# start of Page text

By Matt Shaffer
As the senior class of Yale College prepares for its final semester and reflects on the Bright College Years so swiftly gliding by, I have heard one phrase repeated with surprising frequency: "I wish I had done Directed Studies." It's a statement that doesn't accord with the stereotype of Yale seniors as either careerists shaking hands toward Wall Street or activists uninterested in the intellectual foundations of their slogans.
Directed Studies is a full year, freshmen-only Great Books program. The very short, very intense introduction to the Western Canon consists of three courses per semester--one in Literature, Philosophy, and History & Political Thought each. All students together attend lectures by professors like Harold Bloom, Dave Kastan, Donald Kagan, Charles Hill, and others less famous but equally revered by their students. Afterward, students break out into smaller discussion seminars.

# end of Page text

▶ _Instruction 1_
From the listing, copy the lines beginning with the one containing "- meta-name: Meta 11: [909, 172, 954, 185]" and ending with the one containing "- status-row: Meta", both included.

# start of Records supplied

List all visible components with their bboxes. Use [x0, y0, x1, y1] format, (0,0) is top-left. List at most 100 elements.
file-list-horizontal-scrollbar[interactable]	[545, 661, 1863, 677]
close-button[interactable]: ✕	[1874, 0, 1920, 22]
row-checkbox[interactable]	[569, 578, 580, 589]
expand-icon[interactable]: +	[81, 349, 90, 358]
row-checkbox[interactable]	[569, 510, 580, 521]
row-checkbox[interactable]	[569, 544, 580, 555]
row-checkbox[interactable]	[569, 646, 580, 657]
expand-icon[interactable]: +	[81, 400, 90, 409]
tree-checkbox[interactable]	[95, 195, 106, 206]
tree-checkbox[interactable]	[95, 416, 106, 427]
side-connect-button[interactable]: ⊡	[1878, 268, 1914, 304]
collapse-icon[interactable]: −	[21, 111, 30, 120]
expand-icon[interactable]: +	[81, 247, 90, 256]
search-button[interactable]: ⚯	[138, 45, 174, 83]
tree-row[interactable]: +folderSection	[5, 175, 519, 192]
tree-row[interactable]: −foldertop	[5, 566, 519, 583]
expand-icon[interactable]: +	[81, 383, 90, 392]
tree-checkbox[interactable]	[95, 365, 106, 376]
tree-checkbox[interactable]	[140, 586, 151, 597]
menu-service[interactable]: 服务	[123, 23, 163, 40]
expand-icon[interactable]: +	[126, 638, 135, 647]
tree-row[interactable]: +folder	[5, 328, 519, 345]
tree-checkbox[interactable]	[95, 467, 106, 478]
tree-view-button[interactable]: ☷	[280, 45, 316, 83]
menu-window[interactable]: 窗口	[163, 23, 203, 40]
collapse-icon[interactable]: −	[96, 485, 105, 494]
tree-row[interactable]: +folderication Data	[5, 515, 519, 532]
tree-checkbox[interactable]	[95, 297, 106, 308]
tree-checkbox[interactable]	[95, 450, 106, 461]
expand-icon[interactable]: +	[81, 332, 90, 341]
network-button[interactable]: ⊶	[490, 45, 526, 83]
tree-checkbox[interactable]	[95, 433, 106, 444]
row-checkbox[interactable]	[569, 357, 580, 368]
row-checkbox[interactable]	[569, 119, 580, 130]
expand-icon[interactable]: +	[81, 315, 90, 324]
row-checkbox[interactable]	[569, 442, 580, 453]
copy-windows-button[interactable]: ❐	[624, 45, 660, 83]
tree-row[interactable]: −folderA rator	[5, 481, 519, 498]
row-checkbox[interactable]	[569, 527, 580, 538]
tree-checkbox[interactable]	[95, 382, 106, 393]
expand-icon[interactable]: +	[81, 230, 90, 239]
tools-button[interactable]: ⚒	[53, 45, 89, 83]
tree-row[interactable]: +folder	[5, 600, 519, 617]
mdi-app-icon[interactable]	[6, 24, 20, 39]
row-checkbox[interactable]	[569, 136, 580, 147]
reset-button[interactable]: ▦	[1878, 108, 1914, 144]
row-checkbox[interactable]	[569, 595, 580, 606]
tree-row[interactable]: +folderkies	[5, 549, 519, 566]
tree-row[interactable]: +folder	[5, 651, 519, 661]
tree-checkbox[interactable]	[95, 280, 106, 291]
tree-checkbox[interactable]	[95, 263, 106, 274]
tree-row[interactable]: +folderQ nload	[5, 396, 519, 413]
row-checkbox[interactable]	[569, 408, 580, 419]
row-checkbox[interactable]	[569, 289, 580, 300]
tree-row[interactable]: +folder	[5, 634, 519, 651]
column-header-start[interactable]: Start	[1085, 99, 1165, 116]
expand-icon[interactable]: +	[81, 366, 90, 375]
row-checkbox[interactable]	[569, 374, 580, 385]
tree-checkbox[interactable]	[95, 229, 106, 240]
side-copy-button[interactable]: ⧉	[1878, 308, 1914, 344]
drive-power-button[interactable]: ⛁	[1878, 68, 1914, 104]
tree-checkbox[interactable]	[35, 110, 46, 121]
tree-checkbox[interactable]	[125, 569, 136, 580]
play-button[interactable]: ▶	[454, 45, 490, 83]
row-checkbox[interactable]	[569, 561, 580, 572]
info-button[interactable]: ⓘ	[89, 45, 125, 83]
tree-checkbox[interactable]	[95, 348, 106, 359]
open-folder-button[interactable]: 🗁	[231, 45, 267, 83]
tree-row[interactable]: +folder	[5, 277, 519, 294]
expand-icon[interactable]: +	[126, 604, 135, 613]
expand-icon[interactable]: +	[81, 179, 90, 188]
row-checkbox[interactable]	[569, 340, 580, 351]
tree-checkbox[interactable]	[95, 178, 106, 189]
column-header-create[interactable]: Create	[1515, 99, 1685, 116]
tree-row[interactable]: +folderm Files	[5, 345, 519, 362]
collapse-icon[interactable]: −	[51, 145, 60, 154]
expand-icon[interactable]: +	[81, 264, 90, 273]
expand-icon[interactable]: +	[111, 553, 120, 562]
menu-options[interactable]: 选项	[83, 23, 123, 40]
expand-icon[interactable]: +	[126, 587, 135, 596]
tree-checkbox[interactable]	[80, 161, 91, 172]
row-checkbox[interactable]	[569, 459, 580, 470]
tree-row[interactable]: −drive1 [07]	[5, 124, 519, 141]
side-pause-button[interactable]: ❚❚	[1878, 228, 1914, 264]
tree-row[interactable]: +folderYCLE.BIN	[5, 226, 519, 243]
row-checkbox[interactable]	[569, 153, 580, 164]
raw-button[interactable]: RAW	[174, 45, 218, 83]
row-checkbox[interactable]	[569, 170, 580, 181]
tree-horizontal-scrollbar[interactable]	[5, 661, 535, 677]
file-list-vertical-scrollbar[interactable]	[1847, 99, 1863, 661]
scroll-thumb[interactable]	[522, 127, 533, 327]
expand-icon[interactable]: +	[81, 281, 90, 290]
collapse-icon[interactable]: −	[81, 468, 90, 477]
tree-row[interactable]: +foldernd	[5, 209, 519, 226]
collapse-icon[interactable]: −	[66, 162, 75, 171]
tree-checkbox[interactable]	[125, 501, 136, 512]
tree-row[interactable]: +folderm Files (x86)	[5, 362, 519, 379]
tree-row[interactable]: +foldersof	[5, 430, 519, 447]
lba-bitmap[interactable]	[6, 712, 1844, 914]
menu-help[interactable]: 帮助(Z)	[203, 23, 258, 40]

# end of Records supplied
# start of Records supplied

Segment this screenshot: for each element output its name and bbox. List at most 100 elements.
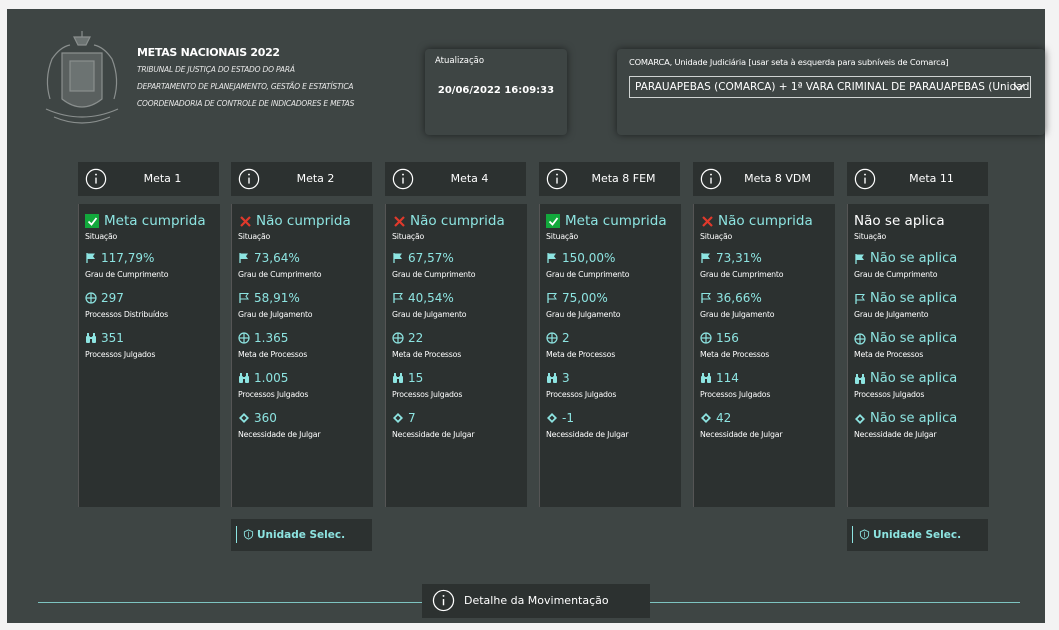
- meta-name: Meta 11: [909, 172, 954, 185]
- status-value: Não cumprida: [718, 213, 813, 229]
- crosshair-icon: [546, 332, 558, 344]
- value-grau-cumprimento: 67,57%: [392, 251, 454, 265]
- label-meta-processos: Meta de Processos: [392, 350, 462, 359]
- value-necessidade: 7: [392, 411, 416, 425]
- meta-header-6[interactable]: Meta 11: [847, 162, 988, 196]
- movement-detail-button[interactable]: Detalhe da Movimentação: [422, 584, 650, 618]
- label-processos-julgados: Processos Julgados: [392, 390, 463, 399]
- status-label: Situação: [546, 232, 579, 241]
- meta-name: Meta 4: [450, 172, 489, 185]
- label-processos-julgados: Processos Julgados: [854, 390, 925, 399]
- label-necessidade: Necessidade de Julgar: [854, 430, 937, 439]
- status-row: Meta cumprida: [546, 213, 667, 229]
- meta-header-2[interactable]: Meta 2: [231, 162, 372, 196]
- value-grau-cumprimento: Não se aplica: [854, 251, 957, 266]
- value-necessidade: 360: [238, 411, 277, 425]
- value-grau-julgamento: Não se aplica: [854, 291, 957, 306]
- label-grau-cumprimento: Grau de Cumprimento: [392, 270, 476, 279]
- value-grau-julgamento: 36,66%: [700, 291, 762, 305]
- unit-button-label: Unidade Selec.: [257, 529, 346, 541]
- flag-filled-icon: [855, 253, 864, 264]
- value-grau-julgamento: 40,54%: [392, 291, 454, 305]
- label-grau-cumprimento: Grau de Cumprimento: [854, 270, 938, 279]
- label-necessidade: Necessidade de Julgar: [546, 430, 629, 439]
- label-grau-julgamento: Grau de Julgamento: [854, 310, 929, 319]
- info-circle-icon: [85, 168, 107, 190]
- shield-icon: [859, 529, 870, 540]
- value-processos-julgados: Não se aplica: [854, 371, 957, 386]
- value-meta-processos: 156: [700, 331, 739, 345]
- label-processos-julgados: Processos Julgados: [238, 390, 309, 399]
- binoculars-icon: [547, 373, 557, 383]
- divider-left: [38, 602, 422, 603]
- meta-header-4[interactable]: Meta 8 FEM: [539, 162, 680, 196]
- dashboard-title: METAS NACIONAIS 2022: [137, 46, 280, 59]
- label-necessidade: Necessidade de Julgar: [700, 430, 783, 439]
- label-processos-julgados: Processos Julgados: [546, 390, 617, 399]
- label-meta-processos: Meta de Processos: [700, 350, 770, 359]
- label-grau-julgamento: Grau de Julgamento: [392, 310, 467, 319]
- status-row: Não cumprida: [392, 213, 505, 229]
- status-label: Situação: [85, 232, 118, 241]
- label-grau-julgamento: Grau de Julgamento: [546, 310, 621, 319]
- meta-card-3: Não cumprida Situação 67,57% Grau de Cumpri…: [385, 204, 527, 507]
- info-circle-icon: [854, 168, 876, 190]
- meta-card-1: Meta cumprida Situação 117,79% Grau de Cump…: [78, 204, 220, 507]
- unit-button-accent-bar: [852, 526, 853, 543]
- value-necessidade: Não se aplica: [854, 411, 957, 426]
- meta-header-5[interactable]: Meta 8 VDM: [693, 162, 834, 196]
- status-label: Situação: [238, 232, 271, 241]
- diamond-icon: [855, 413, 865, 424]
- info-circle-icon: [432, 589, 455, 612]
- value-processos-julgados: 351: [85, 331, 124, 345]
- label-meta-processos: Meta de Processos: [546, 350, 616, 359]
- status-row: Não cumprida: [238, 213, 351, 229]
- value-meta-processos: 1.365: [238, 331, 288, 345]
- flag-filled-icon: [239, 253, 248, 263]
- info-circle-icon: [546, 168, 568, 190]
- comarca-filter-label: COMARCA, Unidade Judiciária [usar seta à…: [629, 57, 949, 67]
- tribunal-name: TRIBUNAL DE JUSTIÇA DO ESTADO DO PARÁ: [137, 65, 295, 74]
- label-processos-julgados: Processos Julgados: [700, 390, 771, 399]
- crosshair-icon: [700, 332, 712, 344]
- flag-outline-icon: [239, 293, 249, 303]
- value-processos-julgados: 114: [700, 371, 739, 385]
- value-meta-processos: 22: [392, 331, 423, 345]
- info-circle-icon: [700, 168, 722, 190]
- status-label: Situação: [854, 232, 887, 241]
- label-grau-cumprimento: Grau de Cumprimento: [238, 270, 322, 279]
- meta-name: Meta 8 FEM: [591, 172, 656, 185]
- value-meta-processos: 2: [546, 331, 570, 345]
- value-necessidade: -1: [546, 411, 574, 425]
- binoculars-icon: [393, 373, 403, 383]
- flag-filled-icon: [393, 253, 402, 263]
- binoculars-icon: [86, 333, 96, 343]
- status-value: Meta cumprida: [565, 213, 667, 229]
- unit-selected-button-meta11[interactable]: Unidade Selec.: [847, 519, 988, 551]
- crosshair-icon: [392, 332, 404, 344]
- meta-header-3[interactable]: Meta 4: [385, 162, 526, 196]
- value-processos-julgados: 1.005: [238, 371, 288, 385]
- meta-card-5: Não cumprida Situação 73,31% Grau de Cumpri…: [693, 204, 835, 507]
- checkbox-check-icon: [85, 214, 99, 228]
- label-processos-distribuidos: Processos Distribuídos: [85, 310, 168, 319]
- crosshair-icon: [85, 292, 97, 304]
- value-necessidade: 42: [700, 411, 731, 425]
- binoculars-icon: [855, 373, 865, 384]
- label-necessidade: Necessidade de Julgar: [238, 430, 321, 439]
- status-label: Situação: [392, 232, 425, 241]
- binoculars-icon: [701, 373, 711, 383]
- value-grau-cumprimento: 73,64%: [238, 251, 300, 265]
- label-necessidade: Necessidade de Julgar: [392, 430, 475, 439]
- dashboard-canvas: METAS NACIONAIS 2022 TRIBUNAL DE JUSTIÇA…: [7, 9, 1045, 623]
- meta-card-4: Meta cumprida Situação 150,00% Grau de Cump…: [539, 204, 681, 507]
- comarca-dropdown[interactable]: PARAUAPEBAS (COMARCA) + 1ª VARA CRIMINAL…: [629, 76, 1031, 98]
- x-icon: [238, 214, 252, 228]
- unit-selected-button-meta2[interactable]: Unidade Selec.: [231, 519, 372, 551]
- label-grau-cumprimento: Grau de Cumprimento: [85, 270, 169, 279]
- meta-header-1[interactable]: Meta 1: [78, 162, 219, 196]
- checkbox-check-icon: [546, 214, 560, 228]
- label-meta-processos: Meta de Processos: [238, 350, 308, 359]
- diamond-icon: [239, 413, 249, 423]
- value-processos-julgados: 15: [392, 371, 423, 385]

# end of Records supplied

▶ _Instruction 2_
Write out the whole text on Yale's Directed Studies program, word for word.

▶ _Complete answer 1_
- meta-name: Meta 11: [909, 172, 954, 185]
- status-value: Não cumprida: [718, 213, 813, 229]
- crosshair-icon: [546, 332, 558, 344]
- value-grau-cumprimento: 67,57%: [392, 251, 454, 265]
- label-meta-processos: Meta de Processos: [392, 350, 462, 359]
- value-necessidade: 7: [392, 411, 416, 425]
- meta-header-6[interactable]: Meta 11: [847, 162, 988, 196]
- movement-detail-button[interactable]: Detalhe da Movimentação: [422, 584, 650, 618]
- label-processos-julgados: Processos Julgados: [392, 390, 463, 399]
- status-label: Situação: [546, 232, 579, 241]
- meta-name: Meta 4: [450, 172, 489, 185]
- label-processos-julgados: Processos Julgados: [854, 390, 925, 399]
- label-necessidade: Necessidade de Julgar: [854, 430, 937, 439]
- status-row: Meta cumprida: [546, 213, 667, 229]

▶ _Complete answer 2_
By Matt Shaffer
As the senior class of Yale College prepares for its final semester and reflects on the Bright College Years so swiftly gliding by, I have heard one phrase repeated with surprising frequency: "I wish I had done Directed Studies." It's a statement that doesn't accord with the stereotype of Yale seniors as either careerists shaking hands toward Wall Street or activists uninterested in the intellectual foundations of their slogans.
Directed Studies is a full year, freshmen-only Great Books program. The very short, very intense introduction to the Western Canon consists of three courses per semester--one in Literature, Philosophy, and History & Political Thought each. All students together attend lectures by professors like Harold Bloom, Dave Kastan, Donald Kagan, Charles Hill, and others less famous but equally revered by their students. Afterward, students break out into smaller discussion seminars.